Korte opdracht A »
Hoeveel schadevergoeding kreeg eiser toegewezen volgens de uitspraak over vreemdelingenbewaring op Sint Maarten?

Getoonde tekst »
--------
ECLI:NL:OGEAM:2024:54

Gerecht in eerste aanleg van Sint Maarten

Datum uitspraak
5 augustus 2024
Publicatiedatum
13 augustus 2024
Zaaknummer
SXM202400114 – LAR 4/2024
Instantie
Gerecht in eerste aanleg van Sint Maarten
Type
Uitspraak
Rechtsgebied
Bestuursrecht
Procedures
  • Eerste aanleg - enkelvoudig
Vindplaatsen
  • Rechtspraak.nl
AI samenvatting door LexboostAutomatisch gegenereerd

Bodemzaak inzake rechtmatigheid van vreemdelingenbewaring en verwijdering

In deze zaak heeft eiser, vertegenwoordigd door mr. R.M. Stomp, beroep ingesteld tegen de beschikking van de Minister van Justitie van Sint Maarten, waarbij hij op 3 januari 2024 in vreemdelingenbewaring is gesteld en is besloten tot zijn verwijdering uit Sint Maarten. Eiser, geboren in Sint Maarten en met de Haïtiaanse nationaliteit, was op 11 augustus 2022 het land binnengekomen op een tijdelijk visum, maar heeft na de geldigheidsduur van dit visum niet verlaten. Op 18 april 2023 heeft hij een aanvraag voor een verblijfsvergunning op humanitaire gronden ingediend, welke op 5 januari 2024 is afgewezen. De rechtbank heeft op 1 februari 2024 geoordeeld dat de inbewaringstelling onrechtmatig was en heeft bevolen eiser onmiddellijk in vrijheid te stellen.

Tijdens de mondelinge behandeling op 26 juni 2024 is de Minister van Justitie niet verschenen. De rechtbank heeft vastgesteld dat de staandehouding van eiser op 3 januari 2024 onrechtmatig was, wat heeft geleid tot de onrechtmatigheid van de daaropvolgende inbewaringstelling. De rechtbank heeft het beroep van eiser tegen de beschikking tot inbewaringstelling gegrond verklaard en deze beschikking vernietigd. Eiser heeft tevens schadevergoeding gevraagd voor de onrechtmatige detentie, welke is toegewezen tot een bedrag van NAf 2.400,-- voor de periode van 30 dagen.

Wat betreft de beschikking tot verwijdering heeft de rechtbank geoordeeld dat de Minister bevoegd was om de verwijdering te gelasten, aangezien eiser illegaal in Sint Maarten verbleef. Eiser heeft geen beroepsgronden aangevoerd tegen de ongewenstverklaring en het inreisverbod, waardoor deze onderdelen van de beschikking in stand blijven. De rechtbank heeft de proceskosten vastgesteld op NAf 1.400,-- en een vergoeding van het griffierecht van NAf 150,-- toegewezen aan eiser.
--------
(Gegevenslijst)
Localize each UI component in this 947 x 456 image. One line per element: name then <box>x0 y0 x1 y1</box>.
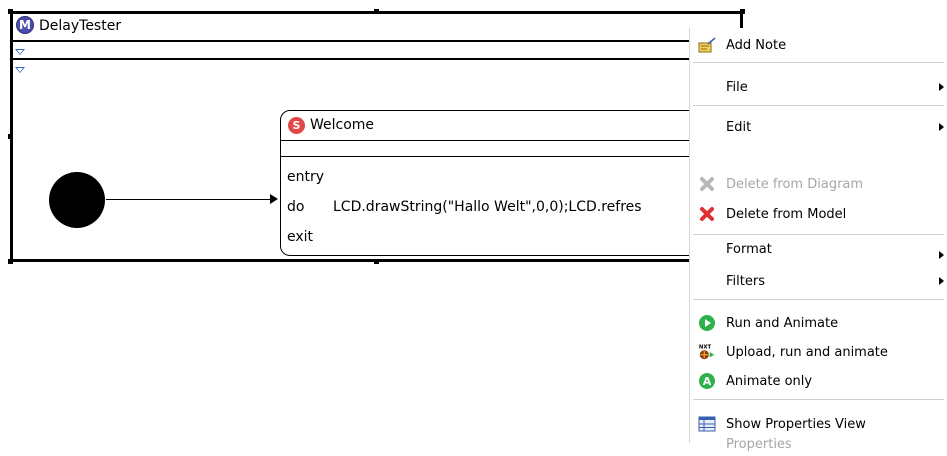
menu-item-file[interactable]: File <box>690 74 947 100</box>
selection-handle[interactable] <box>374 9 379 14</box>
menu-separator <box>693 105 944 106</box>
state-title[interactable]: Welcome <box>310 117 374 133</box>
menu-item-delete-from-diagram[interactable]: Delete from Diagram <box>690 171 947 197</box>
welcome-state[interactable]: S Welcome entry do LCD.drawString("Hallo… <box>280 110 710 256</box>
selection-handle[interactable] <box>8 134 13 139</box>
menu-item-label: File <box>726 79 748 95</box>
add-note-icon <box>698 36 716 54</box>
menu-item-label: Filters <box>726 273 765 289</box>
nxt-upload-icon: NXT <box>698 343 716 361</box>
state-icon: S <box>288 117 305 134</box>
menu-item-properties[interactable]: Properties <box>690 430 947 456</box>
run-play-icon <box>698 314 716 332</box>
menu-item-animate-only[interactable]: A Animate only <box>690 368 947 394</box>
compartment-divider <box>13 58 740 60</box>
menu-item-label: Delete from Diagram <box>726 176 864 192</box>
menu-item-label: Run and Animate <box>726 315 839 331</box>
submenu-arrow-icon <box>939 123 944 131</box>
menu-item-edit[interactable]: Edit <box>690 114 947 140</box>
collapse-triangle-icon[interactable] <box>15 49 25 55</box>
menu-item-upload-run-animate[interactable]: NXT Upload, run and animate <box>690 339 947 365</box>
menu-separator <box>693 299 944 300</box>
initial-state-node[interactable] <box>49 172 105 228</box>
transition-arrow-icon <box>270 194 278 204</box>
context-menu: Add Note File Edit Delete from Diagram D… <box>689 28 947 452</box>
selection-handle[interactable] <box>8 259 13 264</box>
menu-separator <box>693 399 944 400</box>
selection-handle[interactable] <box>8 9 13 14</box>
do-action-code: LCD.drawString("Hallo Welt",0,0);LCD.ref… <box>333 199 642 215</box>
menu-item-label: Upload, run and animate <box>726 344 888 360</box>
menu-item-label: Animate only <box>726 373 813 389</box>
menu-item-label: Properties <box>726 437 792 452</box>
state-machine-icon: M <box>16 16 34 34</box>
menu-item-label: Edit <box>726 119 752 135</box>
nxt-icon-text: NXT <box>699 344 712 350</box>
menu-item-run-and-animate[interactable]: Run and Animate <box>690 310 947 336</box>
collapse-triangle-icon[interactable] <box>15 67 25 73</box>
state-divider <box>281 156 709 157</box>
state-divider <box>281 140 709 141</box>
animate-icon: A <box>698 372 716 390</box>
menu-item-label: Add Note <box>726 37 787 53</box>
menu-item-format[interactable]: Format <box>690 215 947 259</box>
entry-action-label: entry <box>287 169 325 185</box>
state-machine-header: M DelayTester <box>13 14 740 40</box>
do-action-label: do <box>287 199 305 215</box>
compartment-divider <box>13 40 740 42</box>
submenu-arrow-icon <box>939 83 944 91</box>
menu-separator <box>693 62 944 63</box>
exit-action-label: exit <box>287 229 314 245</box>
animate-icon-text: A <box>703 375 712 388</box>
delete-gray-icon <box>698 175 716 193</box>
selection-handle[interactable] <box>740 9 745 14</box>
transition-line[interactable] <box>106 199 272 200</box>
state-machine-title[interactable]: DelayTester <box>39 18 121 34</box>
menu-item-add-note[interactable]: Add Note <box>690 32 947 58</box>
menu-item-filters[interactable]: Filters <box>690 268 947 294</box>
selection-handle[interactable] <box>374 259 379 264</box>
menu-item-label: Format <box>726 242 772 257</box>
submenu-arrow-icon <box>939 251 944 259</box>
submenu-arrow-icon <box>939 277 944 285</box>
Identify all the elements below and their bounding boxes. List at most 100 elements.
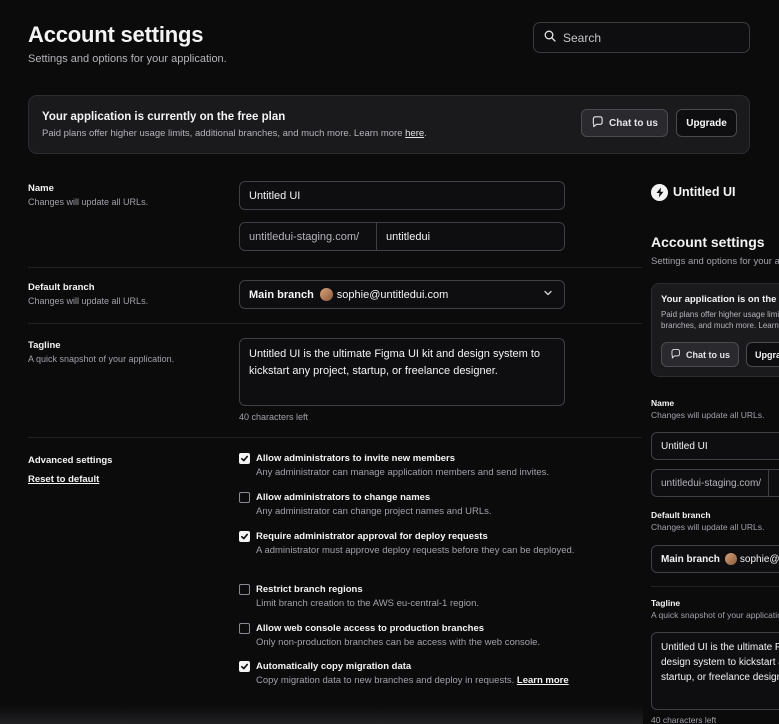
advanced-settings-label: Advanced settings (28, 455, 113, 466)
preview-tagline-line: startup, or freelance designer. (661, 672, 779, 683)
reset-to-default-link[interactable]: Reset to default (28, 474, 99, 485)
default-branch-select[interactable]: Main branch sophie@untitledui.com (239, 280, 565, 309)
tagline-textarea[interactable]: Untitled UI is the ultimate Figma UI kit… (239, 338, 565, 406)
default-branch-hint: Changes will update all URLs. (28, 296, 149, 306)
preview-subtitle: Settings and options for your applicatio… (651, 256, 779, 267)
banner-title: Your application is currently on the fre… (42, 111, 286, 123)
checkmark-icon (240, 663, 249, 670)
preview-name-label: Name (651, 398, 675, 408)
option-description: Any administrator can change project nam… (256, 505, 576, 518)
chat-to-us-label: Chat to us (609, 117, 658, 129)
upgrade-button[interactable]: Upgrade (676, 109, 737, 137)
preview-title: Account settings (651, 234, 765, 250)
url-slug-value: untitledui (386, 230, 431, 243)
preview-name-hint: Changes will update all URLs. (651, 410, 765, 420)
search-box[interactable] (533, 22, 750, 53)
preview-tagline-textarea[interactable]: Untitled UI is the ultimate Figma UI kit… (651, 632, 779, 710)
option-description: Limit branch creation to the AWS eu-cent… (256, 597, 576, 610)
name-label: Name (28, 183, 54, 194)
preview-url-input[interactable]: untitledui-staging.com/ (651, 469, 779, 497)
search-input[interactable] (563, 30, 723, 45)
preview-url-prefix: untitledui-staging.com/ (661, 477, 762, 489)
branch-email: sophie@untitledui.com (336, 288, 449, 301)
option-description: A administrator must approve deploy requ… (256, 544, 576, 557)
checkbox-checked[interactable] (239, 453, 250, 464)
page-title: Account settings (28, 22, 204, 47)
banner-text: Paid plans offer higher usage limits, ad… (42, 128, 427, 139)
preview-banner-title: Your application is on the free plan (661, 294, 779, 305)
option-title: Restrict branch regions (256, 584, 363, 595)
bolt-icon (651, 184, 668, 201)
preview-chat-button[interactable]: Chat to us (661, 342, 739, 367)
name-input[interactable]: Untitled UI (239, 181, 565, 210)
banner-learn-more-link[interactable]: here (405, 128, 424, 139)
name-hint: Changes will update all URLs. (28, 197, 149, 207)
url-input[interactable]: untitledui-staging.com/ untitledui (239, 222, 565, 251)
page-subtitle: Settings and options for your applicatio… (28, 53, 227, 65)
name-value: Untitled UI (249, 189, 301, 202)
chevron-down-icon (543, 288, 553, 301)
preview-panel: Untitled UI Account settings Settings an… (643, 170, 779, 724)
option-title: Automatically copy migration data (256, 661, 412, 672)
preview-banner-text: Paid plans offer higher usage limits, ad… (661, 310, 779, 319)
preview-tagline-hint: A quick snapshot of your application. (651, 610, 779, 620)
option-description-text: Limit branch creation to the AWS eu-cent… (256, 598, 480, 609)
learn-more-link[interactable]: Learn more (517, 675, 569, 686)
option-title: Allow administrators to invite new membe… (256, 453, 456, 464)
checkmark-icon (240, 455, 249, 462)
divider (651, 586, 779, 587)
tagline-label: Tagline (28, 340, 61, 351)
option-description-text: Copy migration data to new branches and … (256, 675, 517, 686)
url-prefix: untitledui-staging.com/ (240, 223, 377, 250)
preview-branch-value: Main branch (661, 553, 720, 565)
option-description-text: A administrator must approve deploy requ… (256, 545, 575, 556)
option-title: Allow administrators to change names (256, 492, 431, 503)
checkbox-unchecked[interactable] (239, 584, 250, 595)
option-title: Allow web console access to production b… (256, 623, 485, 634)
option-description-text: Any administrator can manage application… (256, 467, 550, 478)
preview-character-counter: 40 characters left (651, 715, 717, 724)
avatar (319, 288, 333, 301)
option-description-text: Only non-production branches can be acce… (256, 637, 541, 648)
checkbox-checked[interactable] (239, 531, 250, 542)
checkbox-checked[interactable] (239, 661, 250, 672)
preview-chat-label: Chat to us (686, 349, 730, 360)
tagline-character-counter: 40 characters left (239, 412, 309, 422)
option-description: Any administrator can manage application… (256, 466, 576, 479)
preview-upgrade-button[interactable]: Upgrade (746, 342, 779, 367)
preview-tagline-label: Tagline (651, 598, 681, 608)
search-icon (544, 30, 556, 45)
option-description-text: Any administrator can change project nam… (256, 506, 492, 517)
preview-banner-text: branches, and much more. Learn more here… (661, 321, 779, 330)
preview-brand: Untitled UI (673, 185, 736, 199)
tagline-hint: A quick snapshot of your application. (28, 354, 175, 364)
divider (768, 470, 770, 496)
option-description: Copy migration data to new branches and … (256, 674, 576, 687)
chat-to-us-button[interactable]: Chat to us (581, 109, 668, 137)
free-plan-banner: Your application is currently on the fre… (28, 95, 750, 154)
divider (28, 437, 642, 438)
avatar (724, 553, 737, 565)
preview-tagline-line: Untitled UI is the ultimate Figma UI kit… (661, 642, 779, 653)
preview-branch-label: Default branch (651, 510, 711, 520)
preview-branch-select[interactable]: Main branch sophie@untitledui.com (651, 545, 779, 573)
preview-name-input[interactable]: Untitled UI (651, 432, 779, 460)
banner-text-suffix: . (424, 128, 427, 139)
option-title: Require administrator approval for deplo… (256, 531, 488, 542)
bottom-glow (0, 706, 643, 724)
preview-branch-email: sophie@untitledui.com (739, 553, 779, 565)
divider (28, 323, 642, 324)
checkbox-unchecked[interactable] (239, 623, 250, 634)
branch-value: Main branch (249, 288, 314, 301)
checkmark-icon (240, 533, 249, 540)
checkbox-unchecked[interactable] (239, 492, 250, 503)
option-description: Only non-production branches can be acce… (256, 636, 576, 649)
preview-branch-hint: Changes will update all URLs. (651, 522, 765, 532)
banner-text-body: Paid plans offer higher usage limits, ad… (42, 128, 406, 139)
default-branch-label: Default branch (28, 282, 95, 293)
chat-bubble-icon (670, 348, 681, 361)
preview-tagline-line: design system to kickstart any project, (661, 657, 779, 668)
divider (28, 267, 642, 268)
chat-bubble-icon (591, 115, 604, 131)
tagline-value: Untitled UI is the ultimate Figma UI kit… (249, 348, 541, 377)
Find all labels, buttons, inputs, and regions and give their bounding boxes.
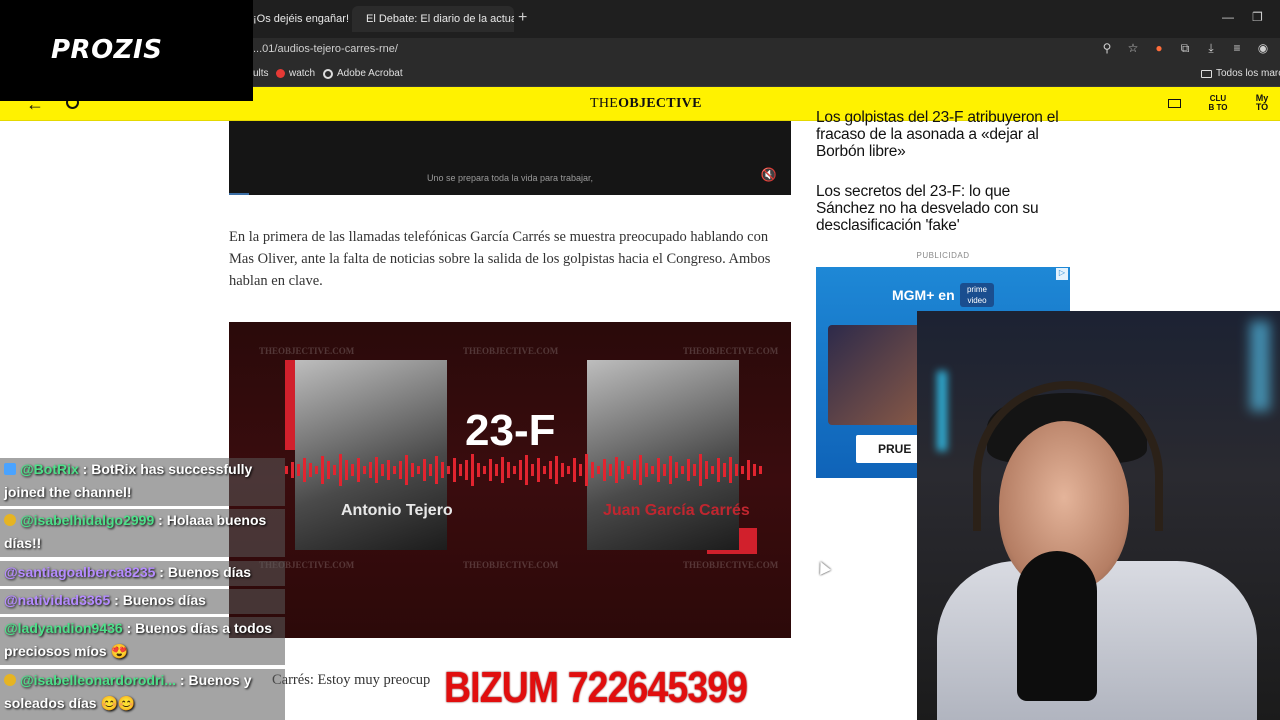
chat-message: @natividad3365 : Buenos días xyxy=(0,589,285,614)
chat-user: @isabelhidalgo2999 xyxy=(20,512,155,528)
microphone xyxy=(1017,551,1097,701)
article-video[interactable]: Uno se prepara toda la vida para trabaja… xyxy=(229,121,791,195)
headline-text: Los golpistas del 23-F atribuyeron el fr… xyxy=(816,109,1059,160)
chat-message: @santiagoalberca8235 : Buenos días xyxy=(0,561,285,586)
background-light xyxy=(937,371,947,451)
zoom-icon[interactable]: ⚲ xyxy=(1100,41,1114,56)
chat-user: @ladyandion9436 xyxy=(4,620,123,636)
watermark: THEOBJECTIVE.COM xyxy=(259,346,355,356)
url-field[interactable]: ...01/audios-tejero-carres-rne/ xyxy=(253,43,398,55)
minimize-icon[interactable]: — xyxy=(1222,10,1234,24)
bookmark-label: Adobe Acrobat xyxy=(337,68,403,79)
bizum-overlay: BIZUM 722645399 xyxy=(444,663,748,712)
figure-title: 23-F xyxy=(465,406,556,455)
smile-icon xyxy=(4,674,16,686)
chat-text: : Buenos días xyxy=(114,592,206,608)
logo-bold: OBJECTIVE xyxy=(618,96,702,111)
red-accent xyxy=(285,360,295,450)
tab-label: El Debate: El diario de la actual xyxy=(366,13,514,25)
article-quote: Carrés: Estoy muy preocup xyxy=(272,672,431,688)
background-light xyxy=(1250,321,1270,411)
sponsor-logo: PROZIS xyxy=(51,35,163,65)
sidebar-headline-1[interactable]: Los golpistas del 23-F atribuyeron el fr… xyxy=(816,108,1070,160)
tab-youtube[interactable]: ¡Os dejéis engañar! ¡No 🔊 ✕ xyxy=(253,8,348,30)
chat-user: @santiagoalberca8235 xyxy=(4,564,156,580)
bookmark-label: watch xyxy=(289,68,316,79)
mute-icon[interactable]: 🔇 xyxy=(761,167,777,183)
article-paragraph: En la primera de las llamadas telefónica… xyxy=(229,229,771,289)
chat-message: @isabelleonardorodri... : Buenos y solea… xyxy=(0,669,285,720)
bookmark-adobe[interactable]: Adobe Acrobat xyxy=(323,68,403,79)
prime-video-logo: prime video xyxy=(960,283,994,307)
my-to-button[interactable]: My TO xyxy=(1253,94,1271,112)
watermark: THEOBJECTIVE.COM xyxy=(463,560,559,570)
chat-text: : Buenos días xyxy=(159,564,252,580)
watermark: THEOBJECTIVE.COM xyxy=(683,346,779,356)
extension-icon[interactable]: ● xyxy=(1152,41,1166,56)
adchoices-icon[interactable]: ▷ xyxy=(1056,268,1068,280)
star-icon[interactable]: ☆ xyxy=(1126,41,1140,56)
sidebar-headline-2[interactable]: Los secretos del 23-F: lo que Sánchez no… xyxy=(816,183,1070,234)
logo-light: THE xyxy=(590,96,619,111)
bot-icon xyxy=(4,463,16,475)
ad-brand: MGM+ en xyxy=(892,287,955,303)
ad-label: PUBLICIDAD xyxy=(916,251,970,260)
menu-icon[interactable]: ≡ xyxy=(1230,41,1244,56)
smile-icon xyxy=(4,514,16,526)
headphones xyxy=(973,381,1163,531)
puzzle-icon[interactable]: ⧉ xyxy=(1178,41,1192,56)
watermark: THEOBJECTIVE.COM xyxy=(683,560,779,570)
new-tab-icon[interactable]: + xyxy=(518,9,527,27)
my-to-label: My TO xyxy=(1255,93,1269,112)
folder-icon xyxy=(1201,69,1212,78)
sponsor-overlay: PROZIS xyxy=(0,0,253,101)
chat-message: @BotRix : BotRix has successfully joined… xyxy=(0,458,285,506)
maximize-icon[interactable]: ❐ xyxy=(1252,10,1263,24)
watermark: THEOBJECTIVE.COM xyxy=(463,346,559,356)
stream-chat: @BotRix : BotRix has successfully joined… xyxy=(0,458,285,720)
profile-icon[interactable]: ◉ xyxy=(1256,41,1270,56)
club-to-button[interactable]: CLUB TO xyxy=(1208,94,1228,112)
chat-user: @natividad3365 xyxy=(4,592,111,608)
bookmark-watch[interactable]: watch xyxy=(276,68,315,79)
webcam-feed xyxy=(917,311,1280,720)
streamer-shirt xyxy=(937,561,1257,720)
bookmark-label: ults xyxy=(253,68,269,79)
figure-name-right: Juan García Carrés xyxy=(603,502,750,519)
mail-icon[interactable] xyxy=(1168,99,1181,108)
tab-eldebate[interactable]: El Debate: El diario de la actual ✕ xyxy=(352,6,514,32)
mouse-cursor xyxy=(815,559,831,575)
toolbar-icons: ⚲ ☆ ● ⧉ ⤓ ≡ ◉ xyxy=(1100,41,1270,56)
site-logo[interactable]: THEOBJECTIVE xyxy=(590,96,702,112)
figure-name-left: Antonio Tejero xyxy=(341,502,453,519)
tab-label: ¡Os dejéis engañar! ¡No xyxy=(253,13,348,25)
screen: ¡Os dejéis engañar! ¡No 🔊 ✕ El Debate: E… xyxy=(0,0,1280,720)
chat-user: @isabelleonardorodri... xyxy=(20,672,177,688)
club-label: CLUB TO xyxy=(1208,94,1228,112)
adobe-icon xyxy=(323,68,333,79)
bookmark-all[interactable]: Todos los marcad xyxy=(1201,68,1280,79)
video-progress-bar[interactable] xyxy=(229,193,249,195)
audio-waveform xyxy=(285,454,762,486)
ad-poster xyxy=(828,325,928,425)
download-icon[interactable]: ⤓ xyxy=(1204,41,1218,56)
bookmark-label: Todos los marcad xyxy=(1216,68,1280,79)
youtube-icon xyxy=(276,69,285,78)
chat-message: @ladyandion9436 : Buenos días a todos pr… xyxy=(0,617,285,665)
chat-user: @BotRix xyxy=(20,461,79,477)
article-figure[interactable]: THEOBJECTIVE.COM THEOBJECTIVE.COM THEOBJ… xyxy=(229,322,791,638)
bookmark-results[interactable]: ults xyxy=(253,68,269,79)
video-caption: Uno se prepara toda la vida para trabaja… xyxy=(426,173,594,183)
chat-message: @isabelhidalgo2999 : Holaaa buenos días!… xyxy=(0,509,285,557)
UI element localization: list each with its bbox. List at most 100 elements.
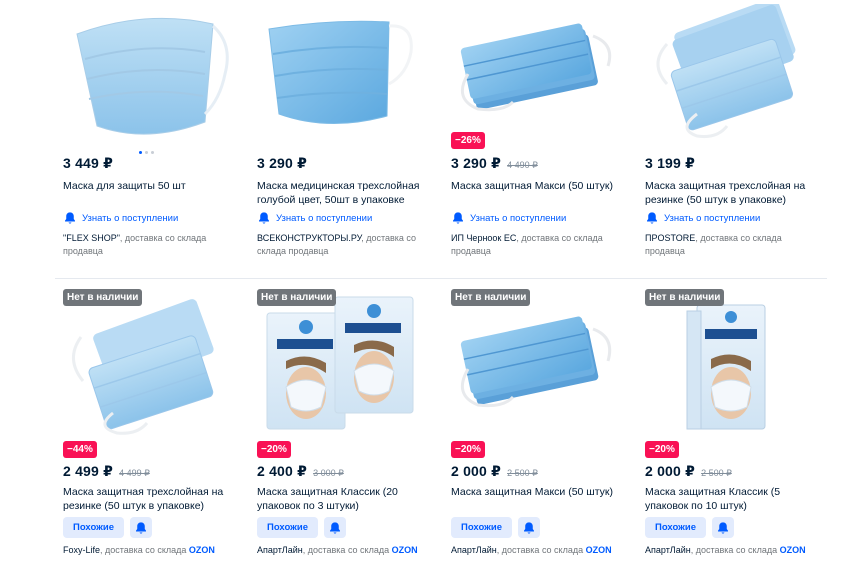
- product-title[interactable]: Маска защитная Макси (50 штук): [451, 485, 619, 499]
--------
Korte opdracht B »
Schrijf uit de rijen hierboven letterlijk over wat er staat tussen de rij met "chat-message: @natividad3365 : Buenos" en de rij met "background-light xyxy=(937,371,947,451)", beide rijen meegerekend.

Verwacht antwoord A »
NAf 2.400,-- voor een periode van 30 dagen.

Verwacht antwoord B »
chat-message: @natividad3365 : Buenos días xyxy=(0,589,285,614)
chat-user: @isabelhidalgo2999 xyxy=(20,512,155,528)
microphone xyxy=(1017,551,1097,701)
article-video[interactable]: Uno se prepara toda la vida para trabaja… xyxy=(229,121,791,195)
headline-text: Los golpistas del 23-F atribuyeron el fr… xyxy=(816,109,1059,160)
chat-message: @santiagoalberca8235 : Buenos días xyxy=(0,561,285,586)
background-light xyxy=(937,371,947,451)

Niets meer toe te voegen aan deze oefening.